> _Set exercise_
Gather every line of the entries that includes the word "What".

[Figure dataset records]
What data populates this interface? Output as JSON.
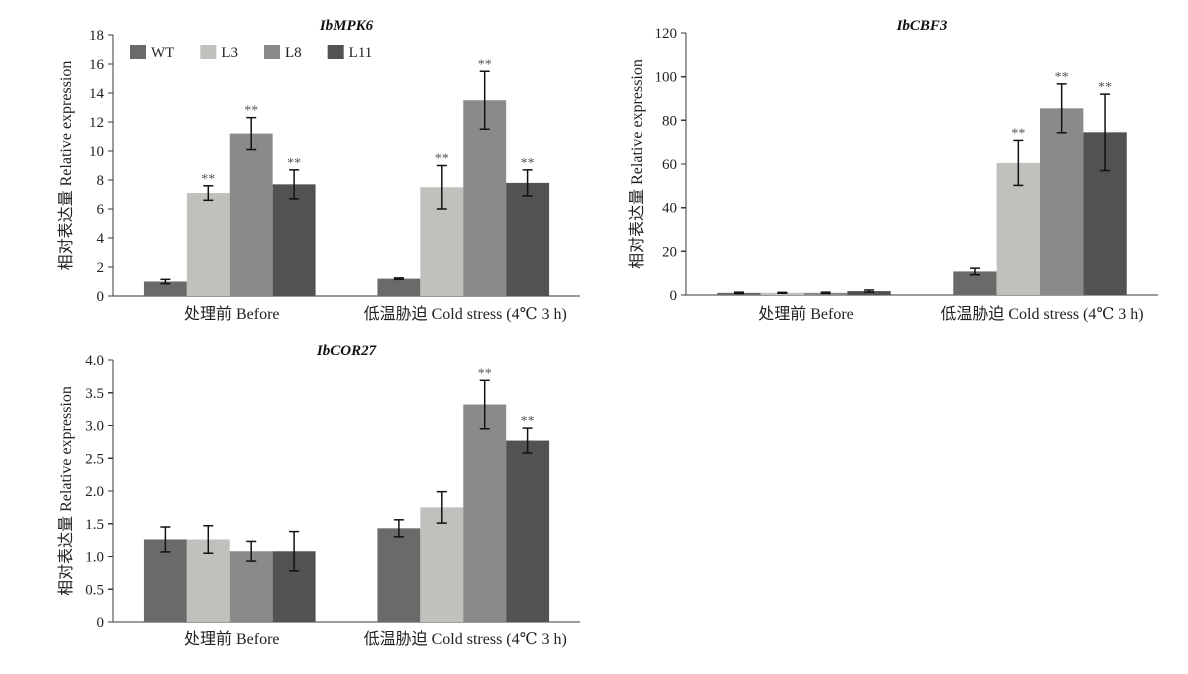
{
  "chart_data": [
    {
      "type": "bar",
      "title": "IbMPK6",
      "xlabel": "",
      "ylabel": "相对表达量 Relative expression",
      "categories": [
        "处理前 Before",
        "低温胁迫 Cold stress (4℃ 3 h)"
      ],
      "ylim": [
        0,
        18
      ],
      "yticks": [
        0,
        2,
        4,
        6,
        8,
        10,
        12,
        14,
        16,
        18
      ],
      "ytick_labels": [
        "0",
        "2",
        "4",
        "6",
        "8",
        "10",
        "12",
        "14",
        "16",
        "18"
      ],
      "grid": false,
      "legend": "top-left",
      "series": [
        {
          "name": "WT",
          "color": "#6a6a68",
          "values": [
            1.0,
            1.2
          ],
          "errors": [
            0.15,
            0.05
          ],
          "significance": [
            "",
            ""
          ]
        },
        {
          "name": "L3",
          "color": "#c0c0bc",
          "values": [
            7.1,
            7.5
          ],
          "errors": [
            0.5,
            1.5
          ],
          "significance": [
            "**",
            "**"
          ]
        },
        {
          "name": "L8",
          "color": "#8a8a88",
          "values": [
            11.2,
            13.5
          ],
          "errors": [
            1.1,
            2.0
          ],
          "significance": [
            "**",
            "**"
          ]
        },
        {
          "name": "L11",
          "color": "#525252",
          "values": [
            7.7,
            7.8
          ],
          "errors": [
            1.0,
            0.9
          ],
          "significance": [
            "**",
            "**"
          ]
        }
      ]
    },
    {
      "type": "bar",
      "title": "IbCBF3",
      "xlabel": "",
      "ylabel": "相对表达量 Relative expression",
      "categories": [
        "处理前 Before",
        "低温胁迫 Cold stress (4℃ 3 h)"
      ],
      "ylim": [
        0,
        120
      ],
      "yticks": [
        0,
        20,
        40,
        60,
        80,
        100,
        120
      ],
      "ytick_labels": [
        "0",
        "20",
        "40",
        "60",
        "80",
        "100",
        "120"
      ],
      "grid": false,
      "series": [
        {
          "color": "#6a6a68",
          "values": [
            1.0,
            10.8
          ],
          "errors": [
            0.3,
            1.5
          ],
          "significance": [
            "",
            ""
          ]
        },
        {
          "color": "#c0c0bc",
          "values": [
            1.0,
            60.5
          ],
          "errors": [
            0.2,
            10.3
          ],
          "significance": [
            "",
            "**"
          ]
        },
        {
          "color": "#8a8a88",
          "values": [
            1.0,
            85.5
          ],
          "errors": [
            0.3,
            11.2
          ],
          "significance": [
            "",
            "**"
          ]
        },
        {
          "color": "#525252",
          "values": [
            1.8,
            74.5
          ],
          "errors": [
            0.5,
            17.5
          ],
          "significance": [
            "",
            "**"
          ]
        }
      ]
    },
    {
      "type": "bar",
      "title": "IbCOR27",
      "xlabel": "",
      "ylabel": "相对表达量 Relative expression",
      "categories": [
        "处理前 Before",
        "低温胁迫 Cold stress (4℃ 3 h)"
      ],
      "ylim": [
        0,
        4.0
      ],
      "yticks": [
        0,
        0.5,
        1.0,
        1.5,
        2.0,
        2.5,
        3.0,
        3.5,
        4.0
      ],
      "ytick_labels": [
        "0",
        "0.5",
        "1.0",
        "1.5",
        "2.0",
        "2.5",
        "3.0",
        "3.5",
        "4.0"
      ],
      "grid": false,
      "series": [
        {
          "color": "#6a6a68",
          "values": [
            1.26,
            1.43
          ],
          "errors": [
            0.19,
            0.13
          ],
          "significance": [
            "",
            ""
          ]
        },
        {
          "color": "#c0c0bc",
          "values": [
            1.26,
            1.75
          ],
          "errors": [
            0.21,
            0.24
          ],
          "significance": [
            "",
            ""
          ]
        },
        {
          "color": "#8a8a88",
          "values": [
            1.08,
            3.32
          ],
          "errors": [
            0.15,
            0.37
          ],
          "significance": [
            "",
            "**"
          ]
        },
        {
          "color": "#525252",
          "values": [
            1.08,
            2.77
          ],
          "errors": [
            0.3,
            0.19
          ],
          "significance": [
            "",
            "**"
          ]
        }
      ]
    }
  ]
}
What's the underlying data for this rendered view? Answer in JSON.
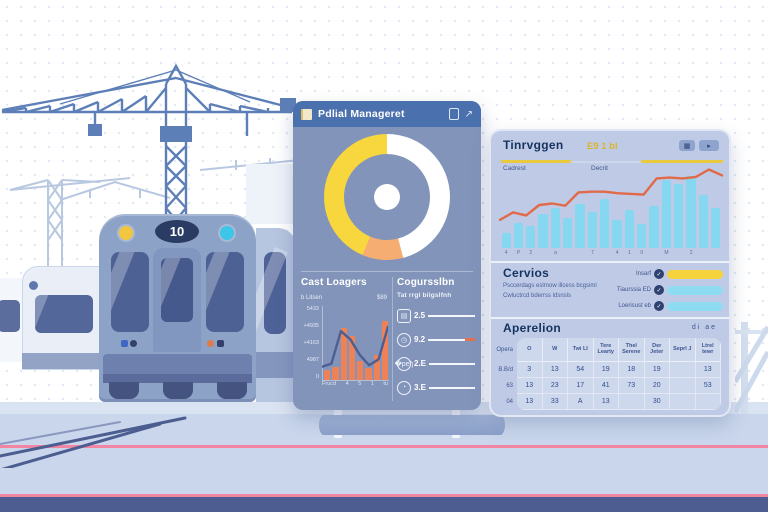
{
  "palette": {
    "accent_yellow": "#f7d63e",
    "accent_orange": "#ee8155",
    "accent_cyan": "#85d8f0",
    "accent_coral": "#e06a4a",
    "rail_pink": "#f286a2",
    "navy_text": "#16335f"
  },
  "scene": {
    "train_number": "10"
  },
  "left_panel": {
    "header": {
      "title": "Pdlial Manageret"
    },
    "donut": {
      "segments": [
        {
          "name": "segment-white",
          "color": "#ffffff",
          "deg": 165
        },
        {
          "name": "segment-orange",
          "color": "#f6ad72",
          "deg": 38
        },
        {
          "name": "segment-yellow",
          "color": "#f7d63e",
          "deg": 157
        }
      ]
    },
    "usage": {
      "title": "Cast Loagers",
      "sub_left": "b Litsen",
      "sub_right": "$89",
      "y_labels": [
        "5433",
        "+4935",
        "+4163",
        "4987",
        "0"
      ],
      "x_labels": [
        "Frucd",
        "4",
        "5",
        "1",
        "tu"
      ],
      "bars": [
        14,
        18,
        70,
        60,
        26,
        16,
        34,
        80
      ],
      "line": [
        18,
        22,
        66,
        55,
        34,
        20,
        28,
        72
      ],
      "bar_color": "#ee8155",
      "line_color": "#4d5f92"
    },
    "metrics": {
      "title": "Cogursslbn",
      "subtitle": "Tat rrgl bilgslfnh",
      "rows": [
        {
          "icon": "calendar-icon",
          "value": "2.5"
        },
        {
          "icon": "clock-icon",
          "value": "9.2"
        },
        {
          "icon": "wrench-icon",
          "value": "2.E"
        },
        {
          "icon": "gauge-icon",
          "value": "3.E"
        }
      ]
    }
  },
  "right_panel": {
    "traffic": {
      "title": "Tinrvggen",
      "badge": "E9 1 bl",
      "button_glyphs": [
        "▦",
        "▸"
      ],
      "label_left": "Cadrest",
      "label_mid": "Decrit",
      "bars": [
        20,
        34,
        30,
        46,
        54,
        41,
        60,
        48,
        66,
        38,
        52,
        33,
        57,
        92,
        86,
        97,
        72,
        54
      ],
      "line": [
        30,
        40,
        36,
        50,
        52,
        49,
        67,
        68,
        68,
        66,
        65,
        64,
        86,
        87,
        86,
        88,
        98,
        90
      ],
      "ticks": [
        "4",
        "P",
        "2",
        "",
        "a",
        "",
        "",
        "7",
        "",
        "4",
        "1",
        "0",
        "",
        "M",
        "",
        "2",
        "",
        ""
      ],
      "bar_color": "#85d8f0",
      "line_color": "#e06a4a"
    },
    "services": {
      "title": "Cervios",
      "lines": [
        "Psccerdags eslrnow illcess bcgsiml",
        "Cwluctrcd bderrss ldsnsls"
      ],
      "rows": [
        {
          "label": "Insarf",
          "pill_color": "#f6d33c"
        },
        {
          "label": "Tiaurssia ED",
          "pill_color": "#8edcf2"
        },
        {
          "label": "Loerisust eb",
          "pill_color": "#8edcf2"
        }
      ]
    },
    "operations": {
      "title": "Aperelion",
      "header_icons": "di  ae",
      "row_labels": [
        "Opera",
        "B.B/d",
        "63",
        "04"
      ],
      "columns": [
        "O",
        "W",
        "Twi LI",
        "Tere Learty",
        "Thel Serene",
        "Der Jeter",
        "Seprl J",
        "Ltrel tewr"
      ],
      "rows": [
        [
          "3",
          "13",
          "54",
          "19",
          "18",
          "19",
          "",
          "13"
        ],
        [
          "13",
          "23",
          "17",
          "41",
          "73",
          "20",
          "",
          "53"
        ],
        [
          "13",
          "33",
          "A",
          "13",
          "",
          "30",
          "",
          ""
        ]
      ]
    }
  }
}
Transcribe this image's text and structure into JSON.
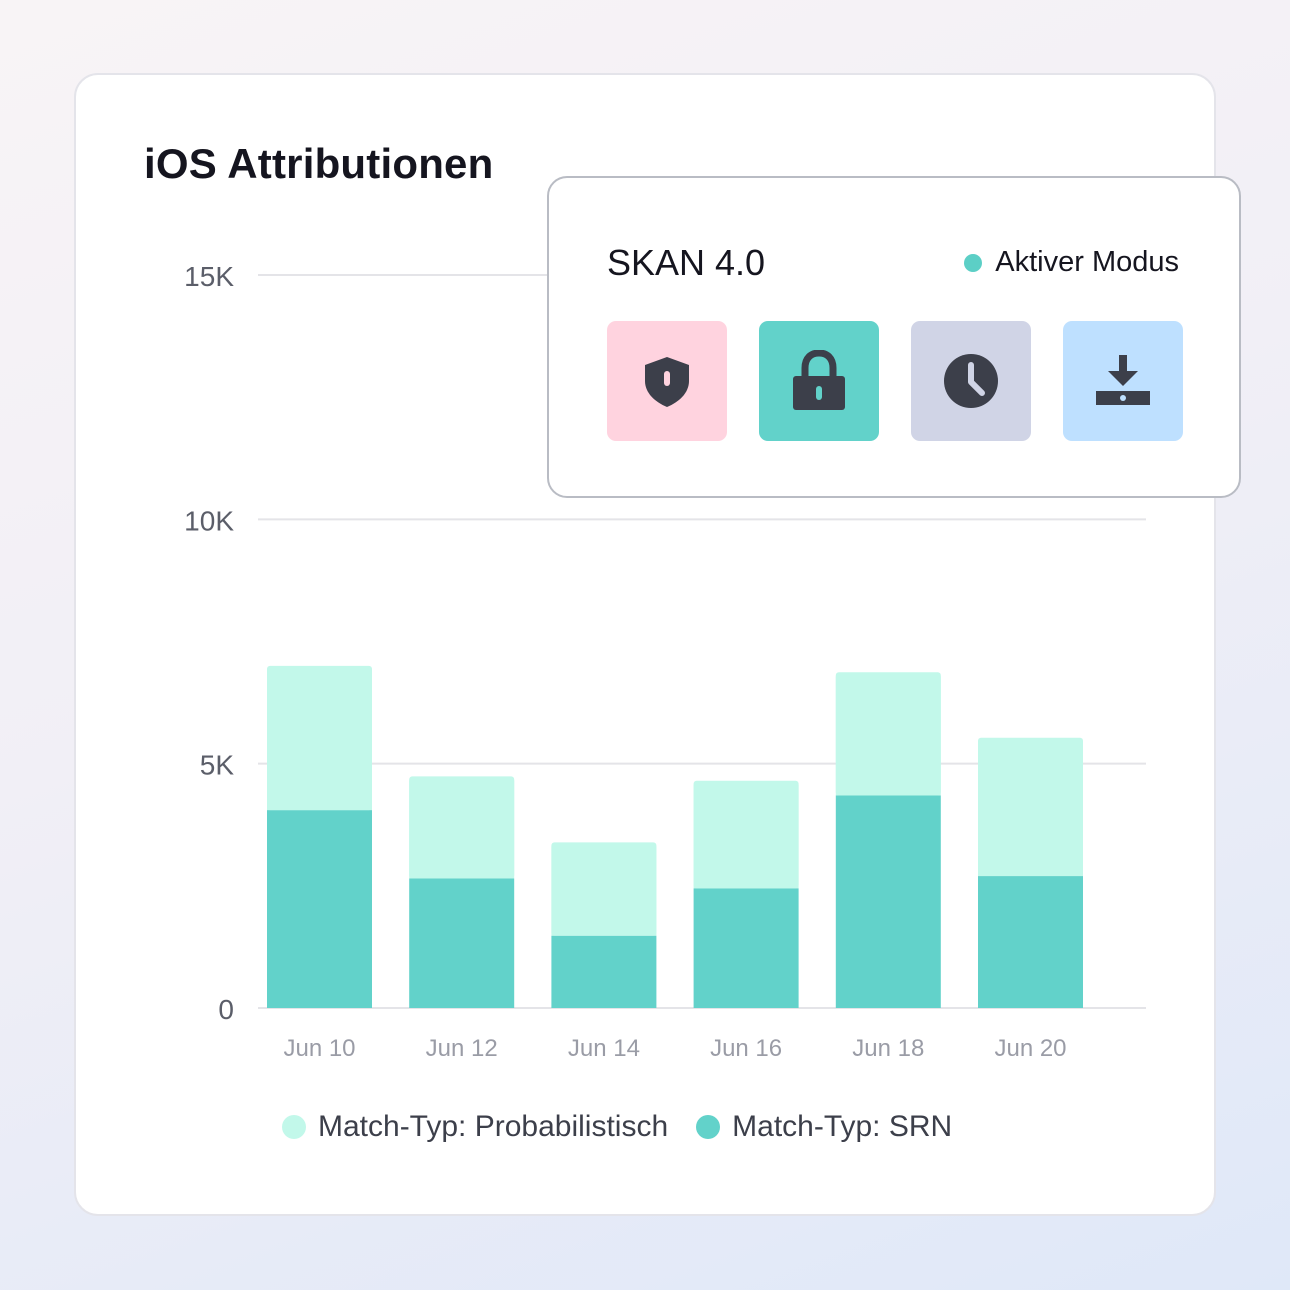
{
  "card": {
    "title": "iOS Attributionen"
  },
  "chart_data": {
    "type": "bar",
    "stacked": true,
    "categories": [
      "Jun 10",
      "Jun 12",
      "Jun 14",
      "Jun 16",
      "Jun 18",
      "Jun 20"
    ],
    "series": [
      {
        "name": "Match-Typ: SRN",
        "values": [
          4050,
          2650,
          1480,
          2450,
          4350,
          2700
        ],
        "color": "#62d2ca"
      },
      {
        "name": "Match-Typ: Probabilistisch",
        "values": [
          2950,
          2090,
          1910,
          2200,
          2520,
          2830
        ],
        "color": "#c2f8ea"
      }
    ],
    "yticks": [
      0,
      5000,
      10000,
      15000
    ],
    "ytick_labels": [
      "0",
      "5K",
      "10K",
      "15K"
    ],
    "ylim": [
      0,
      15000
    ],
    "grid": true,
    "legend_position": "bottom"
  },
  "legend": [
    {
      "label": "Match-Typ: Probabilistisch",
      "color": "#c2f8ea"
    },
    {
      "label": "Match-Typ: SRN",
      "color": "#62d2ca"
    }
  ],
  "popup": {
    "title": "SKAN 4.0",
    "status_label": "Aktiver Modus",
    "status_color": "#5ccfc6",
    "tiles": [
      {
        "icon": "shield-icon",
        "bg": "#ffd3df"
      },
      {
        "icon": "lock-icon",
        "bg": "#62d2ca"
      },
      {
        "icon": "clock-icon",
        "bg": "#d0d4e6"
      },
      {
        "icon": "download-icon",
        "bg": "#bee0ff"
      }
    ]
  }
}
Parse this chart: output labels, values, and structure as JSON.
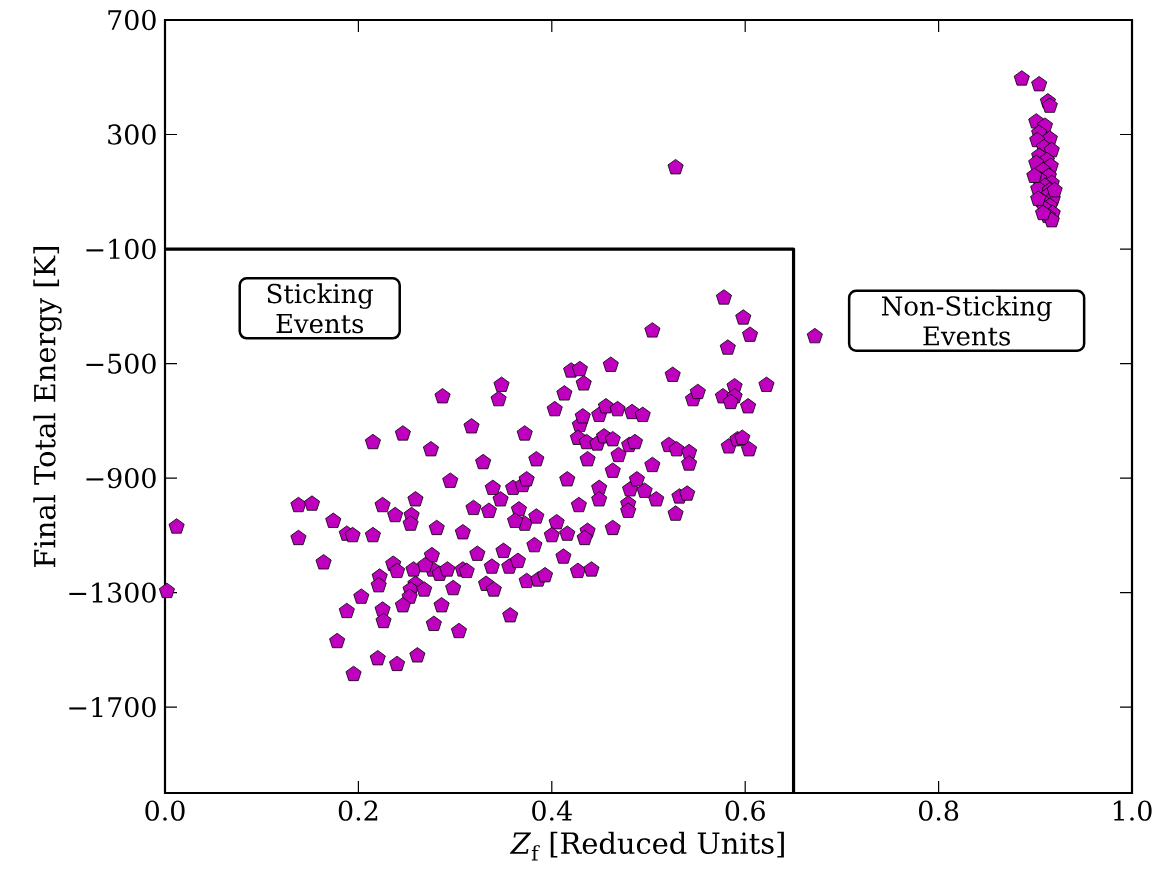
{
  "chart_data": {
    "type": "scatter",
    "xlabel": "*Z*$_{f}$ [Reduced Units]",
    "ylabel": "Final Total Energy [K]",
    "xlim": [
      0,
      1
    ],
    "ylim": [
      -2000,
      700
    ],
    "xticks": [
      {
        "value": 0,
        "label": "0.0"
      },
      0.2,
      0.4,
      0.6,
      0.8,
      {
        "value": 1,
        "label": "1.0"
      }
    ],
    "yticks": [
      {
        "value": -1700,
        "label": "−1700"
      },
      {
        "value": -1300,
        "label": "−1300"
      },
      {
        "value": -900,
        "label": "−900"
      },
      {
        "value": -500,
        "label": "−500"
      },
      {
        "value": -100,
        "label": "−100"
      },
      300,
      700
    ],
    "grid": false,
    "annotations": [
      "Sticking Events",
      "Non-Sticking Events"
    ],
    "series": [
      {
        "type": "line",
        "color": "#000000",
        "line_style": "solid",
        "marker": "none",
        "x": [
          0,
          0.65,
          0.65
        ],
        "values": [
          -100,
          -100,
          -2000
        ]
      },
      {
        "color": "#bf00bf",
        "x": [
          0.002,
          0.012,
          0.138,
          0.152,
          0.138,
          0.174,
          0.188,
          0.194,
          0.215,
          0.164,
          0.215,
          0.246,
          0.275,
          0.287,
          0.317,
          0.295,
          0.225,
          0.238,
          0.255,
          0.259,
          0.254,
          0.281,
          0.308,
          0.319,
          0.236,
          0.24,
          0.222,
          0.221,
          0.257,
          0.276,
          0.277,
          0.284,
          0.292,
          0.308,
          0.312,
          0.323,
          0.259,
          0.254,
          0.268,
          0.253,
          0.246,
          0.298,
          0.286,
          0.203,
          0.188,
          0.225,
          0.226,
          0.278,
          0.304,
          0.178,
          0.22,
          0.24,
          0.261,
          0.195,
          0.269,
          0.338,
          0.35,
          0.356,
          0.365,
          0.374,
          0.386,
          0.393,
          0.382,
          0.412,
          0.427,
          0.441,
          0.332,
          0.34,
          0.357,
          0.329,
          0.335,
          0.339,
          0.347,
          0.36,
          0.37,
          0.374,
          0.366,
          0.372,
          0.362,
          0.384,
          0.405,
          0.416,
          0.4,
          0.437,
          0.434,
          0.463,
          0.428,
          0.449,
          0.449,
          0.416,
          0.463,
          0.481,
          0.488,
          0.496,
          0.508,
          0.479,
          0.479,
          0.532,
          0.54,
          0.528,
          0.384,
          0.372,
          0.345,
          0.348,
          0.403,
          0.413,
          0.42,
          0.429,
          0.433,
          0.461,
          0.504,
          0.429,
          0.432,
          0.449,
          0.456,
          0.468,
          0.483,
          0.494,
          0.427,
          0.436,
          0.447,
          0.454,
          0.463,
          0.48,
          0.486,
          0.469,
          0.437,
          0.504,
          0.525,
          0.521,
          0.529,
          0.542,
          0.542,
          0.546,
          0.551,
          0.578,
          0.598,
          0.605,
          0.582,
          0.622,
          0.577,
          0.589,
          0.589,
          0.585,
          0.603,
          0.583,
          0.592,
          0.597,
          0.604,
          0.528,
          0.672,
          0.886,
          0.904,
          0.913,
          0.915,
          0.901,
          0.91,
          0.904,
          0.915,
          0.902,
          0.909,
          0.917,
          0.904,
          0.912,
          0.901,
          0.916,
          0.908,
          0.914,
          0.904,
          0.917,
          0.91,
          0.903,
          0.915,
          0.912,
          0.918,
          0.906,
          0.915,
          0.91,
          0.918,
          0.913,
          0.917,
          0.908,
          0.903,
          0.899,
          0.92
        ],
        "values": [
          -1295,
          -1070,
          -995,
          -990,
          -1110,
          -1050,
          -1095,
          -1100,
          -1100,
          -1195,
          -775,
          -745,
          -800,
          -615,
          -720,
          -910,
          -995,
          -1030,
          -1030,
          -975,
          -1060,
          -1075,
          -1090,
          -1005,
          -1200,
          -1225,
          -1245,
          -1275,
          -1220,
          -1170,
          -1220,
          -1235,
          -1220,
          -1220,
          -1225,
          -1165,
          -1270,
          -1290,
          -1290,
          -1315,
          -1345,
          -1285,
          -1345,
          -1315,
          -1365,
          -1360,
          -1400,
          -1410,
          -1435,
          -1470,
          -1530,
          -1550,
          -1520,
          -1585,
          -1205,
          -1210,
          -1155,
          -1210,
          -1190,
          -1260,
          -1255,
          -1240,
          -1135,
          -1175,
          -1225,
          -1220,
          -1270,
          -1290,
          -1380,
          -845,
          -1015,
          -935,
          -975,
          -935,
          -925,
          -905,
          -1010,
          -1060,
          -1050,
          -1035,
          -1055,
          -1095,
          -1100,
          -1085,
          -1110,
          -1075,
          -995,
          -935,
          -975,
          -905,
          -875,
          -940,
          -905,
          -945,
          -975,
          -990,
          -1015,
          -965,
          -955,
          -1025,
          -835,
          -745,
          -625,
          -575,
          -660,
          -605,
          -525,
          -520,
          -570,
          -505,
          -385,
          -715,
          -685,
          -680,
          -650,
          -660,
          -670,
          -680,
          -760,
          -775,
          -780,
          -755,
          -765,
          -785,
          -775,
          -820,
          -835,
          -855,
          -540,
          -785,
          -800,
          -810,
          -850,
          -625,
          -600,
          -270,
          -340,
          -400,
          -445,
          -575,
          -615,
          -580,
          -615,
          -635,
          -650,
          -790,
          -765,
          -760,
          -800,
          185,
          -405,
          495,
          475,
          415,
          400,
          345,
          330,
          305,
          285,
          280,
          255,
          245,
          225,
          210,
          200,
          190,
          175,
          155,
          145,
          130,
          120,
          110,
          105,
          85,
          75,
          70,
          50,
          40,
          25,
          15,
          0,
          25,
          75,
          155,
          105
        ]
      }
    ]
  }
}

> _Right answer_
What data populates this interface? Output as JSON.
What's the underlying data for this rendered view? Answer in JSON.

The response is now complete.